EXERCISE INSTRUCTIONS:
Put everything from the line containing "search-input[interactable]: poor indians" down to the line containing "result-thumbnail[interactable] [582, 548, 842, 714]" into a Markdown table with the columns Row and Entry line, leaving out any blank lines. Include only those lines.

RECORDS SHOWN:
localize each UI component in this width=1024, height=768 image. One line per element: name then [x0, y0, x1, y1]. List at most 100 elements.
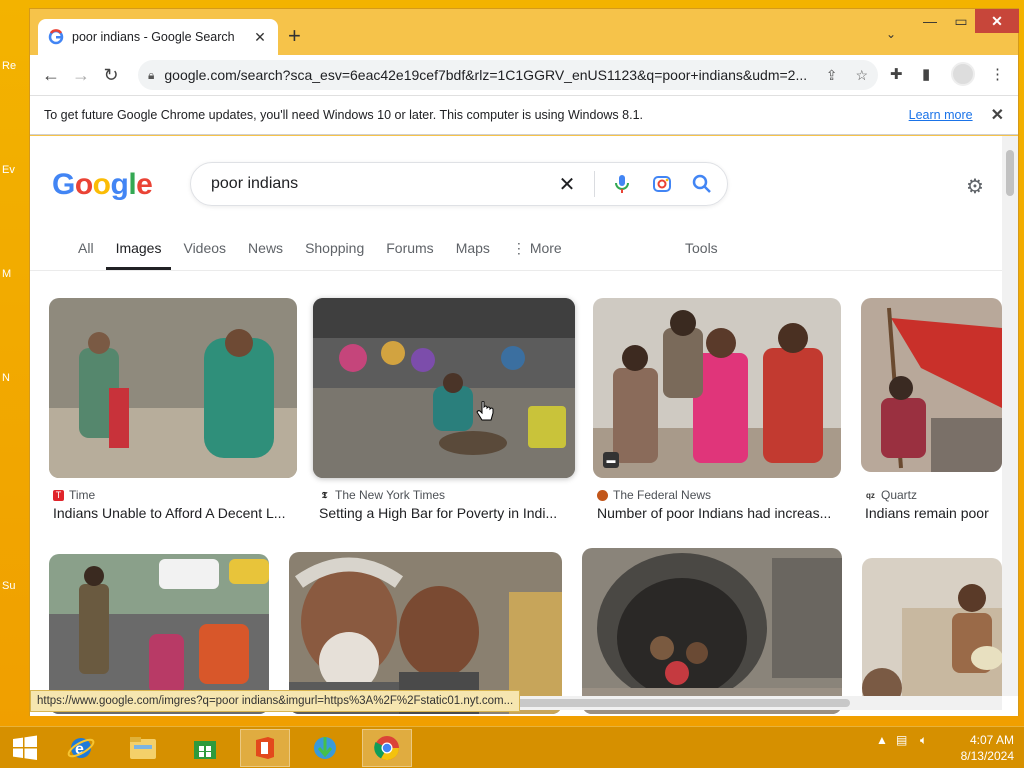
search-input[interactable]: poor indians [211, 175, 540, 193]
search-icon[interactable] [689, 173, 715, 195]
tab-maps[interactable]: Maps [446, 232, 500, 270]
side-panel-icon[interactable]: ▮ [922, 65, 930, 83]
image-result[interactable]: qz Quartz Indians remain poor [861, 298, 1002, 521]
result-thumbnail[interactable] [582, 548, 842, 714]
bookmark-star-icon[interactable]: ☆ [855, 67, 868, 84]
site-info-icon[interactable]: 🔒︎ [148, 68, 154, 83]
page-content: Google poor indians ✕ ⚙ All Images Video… [30, 136, 1018, 716]
image-result[interactable] [862, 558, 1003, 713]
link-status-bar: https://www.google.com/imgres?q=poor ind… [30, 690, 521, 712]
result-thumbnail[interactable] [313, 298, 575, 478]
microphone-icon[interactable] [609, 173, 635, 195]
federal-news-favicon-icon [597, 489, 608, 501]
settings-gear-icon[interactable]: ⚙ [966, 174, 984, 199]
camera-lens-icon[interactable] [649, 173, 675, 195]
windows-logo-icon [13, 735, 37, 760]
desktop-icon-label[interactable]: Su [2, 580, 15, 592]
tools-button[interactable]: Tools [685, 232, 718, 264]
chrome-window: poor indians - Google Search ✕ + ⌄ — ▭ ✕… [29, 8, 1019, 716]
result-source-name: Quartz [881, 488, 918, 502]
google-favicon-icon [48, 29, 64, 45]
tab-all[interactable]: All [68, 232, 104, 270]
extensions-icon[interactable]: ✚ [890, 65, 903, 83]
internet-explorer-icon: e [67, 738, 95, 758]
logo-letter: o [74, 168, 93, 201]
logo-letter: g [110, 168, 129, 201]
time-favicon-icon: T [53, 489, 64, 501]
result-source: 𝕿 The New York Times [319, 488, 445, 502]
start-button[interactable] [0, 729, 50, 767]
result-source-name: The Federal News [613, 488, 712, 502]
office-button[interactable] [240, 729, 290, 767]
browser-toolbar: ← → ↻ 🔒︎ google.com/search?sca_esv=6eac4… [30, 55, 1018, 95]
office-icon [256, 737, 274, 759]
learn-more-link[interactable]: Learn more [909, 108, 973, 122]
result-thumbnail[interactable] [593, 298, 841, 478]
result-title[interactable]: Indians remain poor [865, 505, 1002, 521]
tab-videos[interactable]: Videos [173, 232, 236, 270]
forward-icon[interactable]: → [66, 65, 96, 86]
chrome-icon [374, 736, 399, 761]
image-result[interactable]: 𝕿 The New York Times Setting a High Bar … [313, 298, 575, 521]
result-source-name: Time [69, 488, 96, 502]
result-source: The Federal News [597, 488, 711, 502]
desktop-icon-label[interactable]: Re [2, 60, 16, 72]
share-icon[interactable]: ⇪ [826, 67, 838, 84]
url-text[interactable]: google.com/search?sca_esv=6eac42e19cef7b… [164, 67, 807, 83]
reload-icon[interactable]: ↻ [96, 65, 126, 86]
image-result[interactable]: T Time Indians Unable to Afford A Decent… [49, 298, 297, 521]
desktop-icon-label[interactable]: N [2, 372, 10, 384]
image-result[interactable] [582, 548, 842, 716]
address-bar[interactable]: 🔒︎ google.com/search?sca_esv=6eac42e19ce… [138, 60, 878, 90]
result-thumbnail[interactable] [862, 558, 1003, 708]
back-icon[interactable]: ← [36, 65, 66, 86]
search-box[interactable]: poor indians ✕ [190, 162, 728, 206]
globe-download-icon [314, 737, 336, 759]
result-title[interactable]: Indians Unable to Afford A Decent L... [53, 505, 297, 521]
divider [594, 171, 595, 197]
logo-letter: o [92, 168, 111, 201]
network-icon[interactable]: ▤ [896, 733, 907, 747]
desktop-icon-label[interactable]: Ev [2, 164, 15, 176]
google-logo[interactable]: Google [52, 168, 153, 202]
image-result[interactable]: ▬ The Federal News Number of poor Indian… [593, 298, 841, 521]
profile-avatar[interactable] [951, 62, 975, 86]
file-explorer-button[interactable] [118, 729, 168, 767]
tab-more[interactable]: ⋮ More [502, 232, 572, 270]
hand-cursor-icon [476, 401, 494, 421]
close-tab-icon[interactable]: ✕ [252, 29, 268, 46]
logo-letter: l [128, 168, 137, 201]
download-manager-button[interactable] [300, 729, 350, 767]
desktop-icon-label[interactable]: M [2, 268, 11, 280]
tab-images[interactable]: Images [105, 232, 172, 270]
scrollbar-thumb[interactable] [1006, 150, 1014, 196]
chrome-taskbar-button[interactable] [362, 729, 412, 767]
menu-icon[interactable]: ⋮ [990, 65, 1005, 83]
divider [30, 270, 1018, 271]
minimize-button[interactable]: — [915, 9, 945, 33]
maximize-button[interactable]: ▭ [946, 9, 976, 33]
windows-taskbar: e ▲ ▤ 🔈︎ 4:07 AM 8/13/2024 [0, 726, 1024, 768]
result-title[interactable]: Setting a High Bar for Poverty in Indi..… [319, 505, 563, 521]
result-thumbnail[interactable] [861, 298, 1002, 472]
tab-more-label: More [529, 240, 562, 256]
new-tab-button[interactable]: + [288, 25, 301, 47]
close-window-button[interactable]: ✕ [975, 9, 1019, 33]
close-infobar-icon[interactable]: ✕ [991, 105, 1004, 125]
clear-icon[interactable]: ✕ [554, 172, 580, 197]
volume-muted-icon[interactable]: 🔈︎ [920, 733, 927, 748]
quartz-favicon-icon: qz [865, 489, 876, 501]
internet-explorer-button[interactable]: e [56, 729, 106, 767]
browser-tab[interactable]: poor indians - Google Search ✕ [38, 19, 278, 55]
clock-time: 4:07 AM [969, 733, 1014, 747]
store-button[interactable] [180, 729, 230, 767]
vertical-scrollbar[interactable] [1002, 136, 1018, 696]
tab-search-icon[interactable]: ⌄ [886, 27, 896, 41]
tab-shopping[interactable]: Shopping [295, 232, 374, 270]
tab-forums[interactable]: Forums [376, 232, 443, 270]
system-clock[interactable]: 4:07 AM 8/13/2024 [948, 732, 1014, 764]
show-hidden-icons[interactable]: ▲ [876, 733, 888, 747]
result-title[interactable]: Number of poor Indians had increas... [597, 505, 841, 521]
tab-news[interactable]: News [238, 232, 293, 270]
result-thumbnail[interactable] [49, 298, 297, 478]
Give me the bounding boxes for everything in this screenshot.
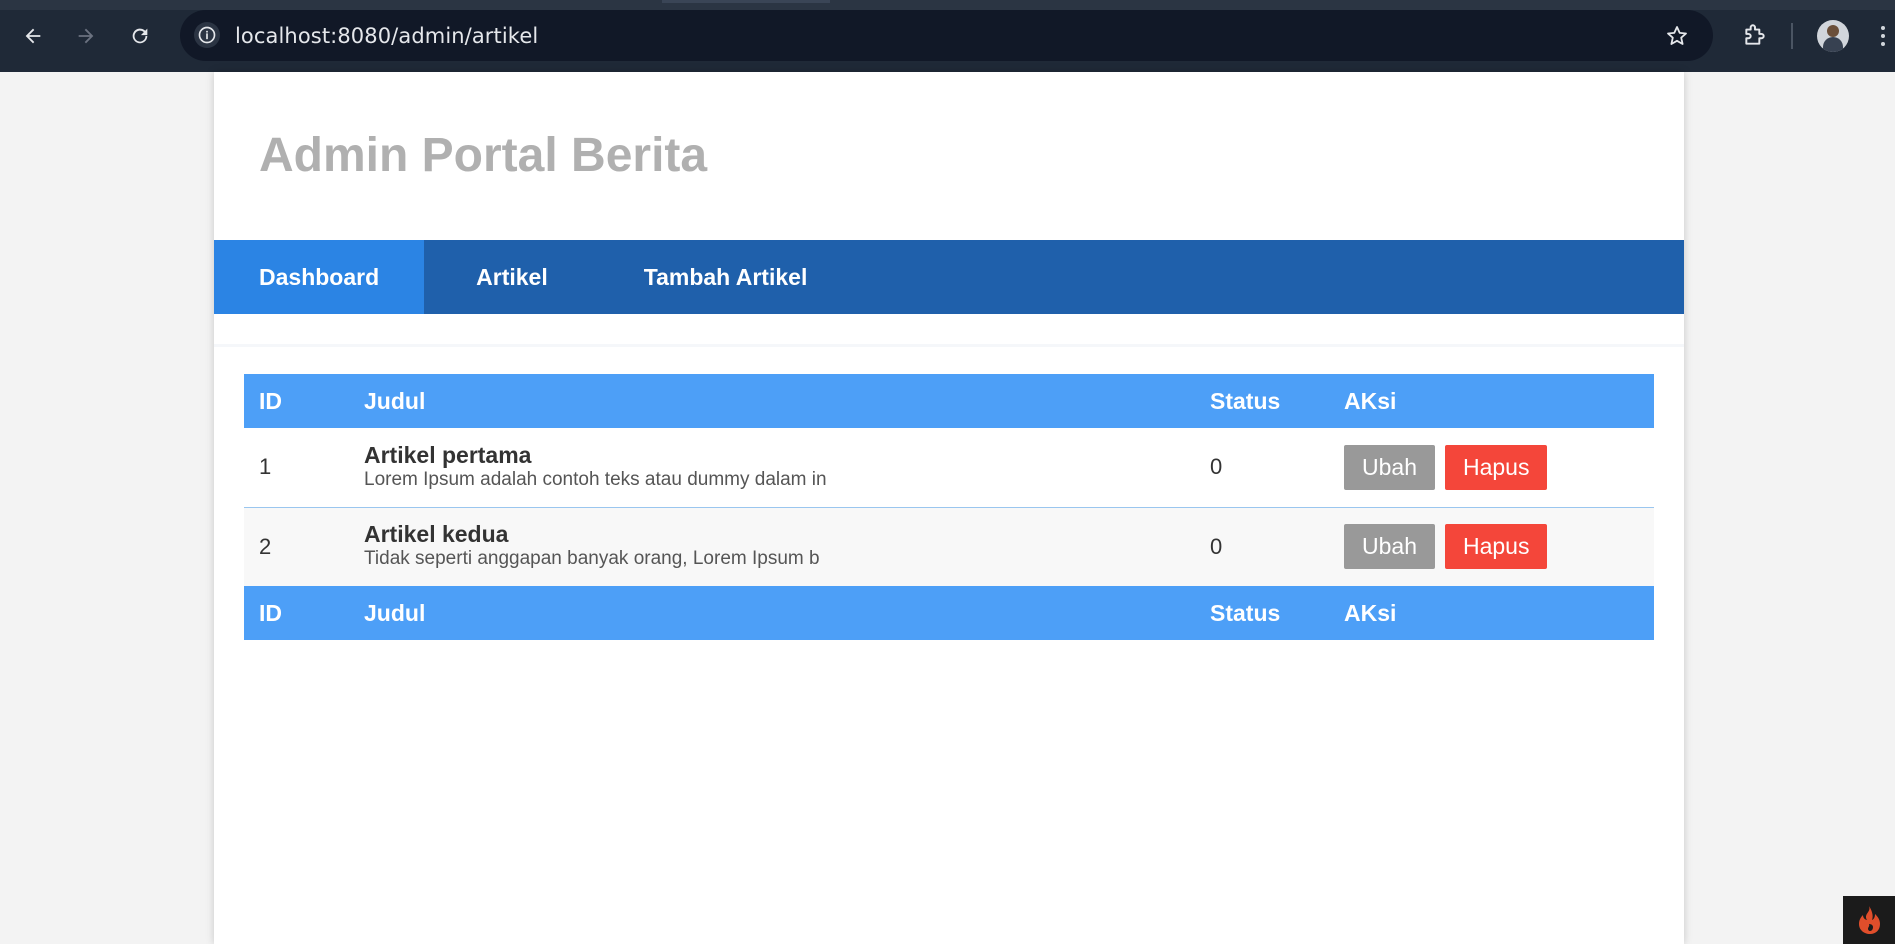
delete-button[interactable]: Hapus [1444, 444, 1548, 490]
cell-aksi: Ubah Hapus [1329, 428, 1654, 507]
table-row: 1 Artikel pertama Lorem Ipsum adalah con… [244, 428, 1654, 507]
content-divider [214, 344, 1684, 347]
column-header-aksi: AKsi [1329, 374, 1654, 428]
star-icon [1667, 26, 1687, 45]
page-title: Admin Portal Berita [259, 129, 708, 182]
column-footer-id: ID [244, 586, 349, 640]
url-text[interactable]: localhost:8080/admin/artikel [235, 24, 538, 48]
forward-button[interactable] [71, 21, 101, 51]
table-row: 2 Artikel kedua Tidak seperti anggapan b… [244, 507, 1654, 586]
edit-button[interactable]: Ubah [1344, 444, 1435, 490]
delete-button[interactable]: Hapus [1444, 524, 1548, 570]
puzzle-icon [1745, 24, 1765, 45]
profile-avatar[interactable] [1817, 20, 1849, 52]
table-footer-row: ID Judul Status AKsi [244, 586, 1654, 640]
table-header-row: ID Judul Status AKsi [244, 374, 1654, 428]
cell-judul: Artikel kedua Tidak seperti anggapan ban… [349, 507, 1195, 586]
arrow-left-icon [25, 28, 41, 44]
cell-judul: Artikel pertama Lorem Ipsum adalah conto… [349, 428, 1195, 507]
info-icon [198, 26, 216, 44]
browser-toolbar: localhost:8080/admin/artikel [0, 0, 1895, 72]
article-title: Artikel kedua [364, 521, 509, 548]
active-tab-hint [662, 0, 830, 3]
nav-item-artikel[interactable]: Artikel [424, 240, 598, 314]
column-footer-judul: Judul [349, 586, 1195, 640]
cell-status: 0 [1210, 533, 1223, 559]
main-nav: Dashboard Artikel Tambah Artikel [214, 240, 1684, 314]
column-header-id: ID [244, 374, 349, 428]
cell-id: 1 [259, 454, 272, 480]
cell-id: 2 [259, 533, 272, 559]
more-vertical-icon[interactable] [1876, 20, 1890, 52]
column-header-status: Status [1195, 374, 1329, 428]
edit-button[interactable]: Ubah [1344, 524, 1435, 570]
address-bar[interactable]: localhost:8080/admin/artikel [180, 10, 1713, 61]
back-button[interactable] [18, 21, 48, 51]
article-title: Artikel pertama [364, 441, 532, 468]
toolbar-separator [1791, 23, 1793, 49]
tab-strip-edge [0, 0, 1895, 10]
column-footer-status: Status [1195, 586, 1329, 640]
column-footer-aksi: AKsi [1329, 586, 1654, 640]
cell-status: 0 [1210, 454, 1223, 480]
cell-aksi: Ubah Hapus [1329, 507, 1654, 586]
article-excerpt: Lorem Ipsum adalah contoh teks atau dumm… [364, 468, 827, 490]
nav-item-dashboard[interactable]: Dashboard [214, 240, 425, 314]
site-info-button[interactable] [194, 22, 220, 48]
nav-item-tambah-artikel[interactable]: Tambah Artikel [598, 240, 854, 314]
article-excerpt: Tidak seperti anggapan banyak orang, Lor… [364, 548, 820, 570]
articles-table: ID Judul Status AKsi 1 Artikel pertama L… [244, 374, 1654, 640]
bookmark-button[interactable] [1663, 22, 1691, 50]
arrow-right-icon [78, 28, 94, 44]
debug-toolbar-button[interactable] [1843, 896, 1895, 944]
reload-button[interactable] [125, 21, 155, 51]
reload-icon [132, 28, 148, 44]
extensions-button[interactable] [1740, 20, 1770, 50]
column-header-judul: Judul [349, 374, 1195, 428]
page-container: Admin Portal Berita Dashboard Artikel Ta… [214, 72, 1684, 944]
codeigniter-flame-icon [1859, 906, 1880, 934]
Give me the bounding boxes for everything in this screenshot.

CORRECT OUTPUT:
| Row | Entry line |
|---|---|
| 1 | search-input[interactable]: poor indians [211, 175, 540, 193] |
| 2 | search-icon[interactable] [689, 173, 715, 195] |
| 3 | tab-maps[interactable]: Maps [446, 232, 500, 270] |
| 4 | side-panel-icon[interactable]: ▮ [922, 65, 930, 83] |
| 5 | image-result[interactable]: qz Quartz Indians remain poor [861, 298, 1002, 521] |
| 6 | result-thumbnail[interactable] [582, 548, 842, 714] |